#### What you should do
Each entry below should be echoed exactly, with pictures omitted.

#### Dataset extract
______

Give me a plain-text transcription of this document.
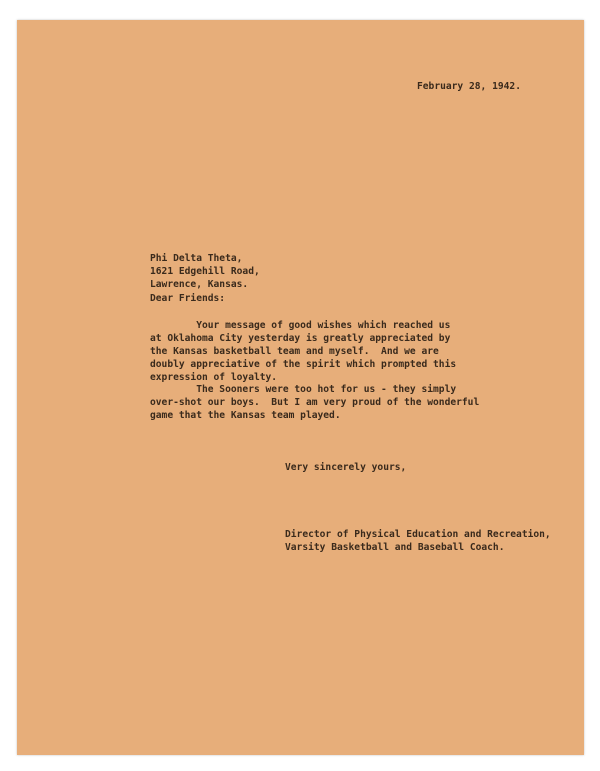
February 28, 1942.
Phi Delta Theta,
1621 Edgehill Road,
Lawrence, Kansas.
Dear Friends:
Your message of good wishes which reached us
at Oklahoma City yesterday is greatly appreciated by
the Kansas basketball team and myself.  And we are
doubly appreciative of the spirit which prompted this
expression of loyalty.
The Sooners were too hot for us - they simply
over-shot our boys.  But I am very proud of the wonderful
game that the Kansas team played.
Very sincerely yours,
Director of Physical Education and Recreation,
Varsity Basketball and Baseball Coach.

______

#### Written reply
Give me a plain-text transcription of this document.
February 28, 1942.
Phi Delta Theta,
1621 Edgehill Road,
Lawrence, Kansas.
Dear Friends:
Your message of good wishes which reached us
at Oklahoma City yesterday is greatly appreciated by
the Kansas basketball team and myself.  And we are
doubly appreciative of the spirit which prompted this
expression of loyalty.
The Sooners were too hot for us - they simply
over-shot our boys.  But I am very proud of the wonderful
game that the Kansas team played.
Very sincerely yours,
Director of Physical Education and Recreation,
Varsity Basketball and Baseball Coach.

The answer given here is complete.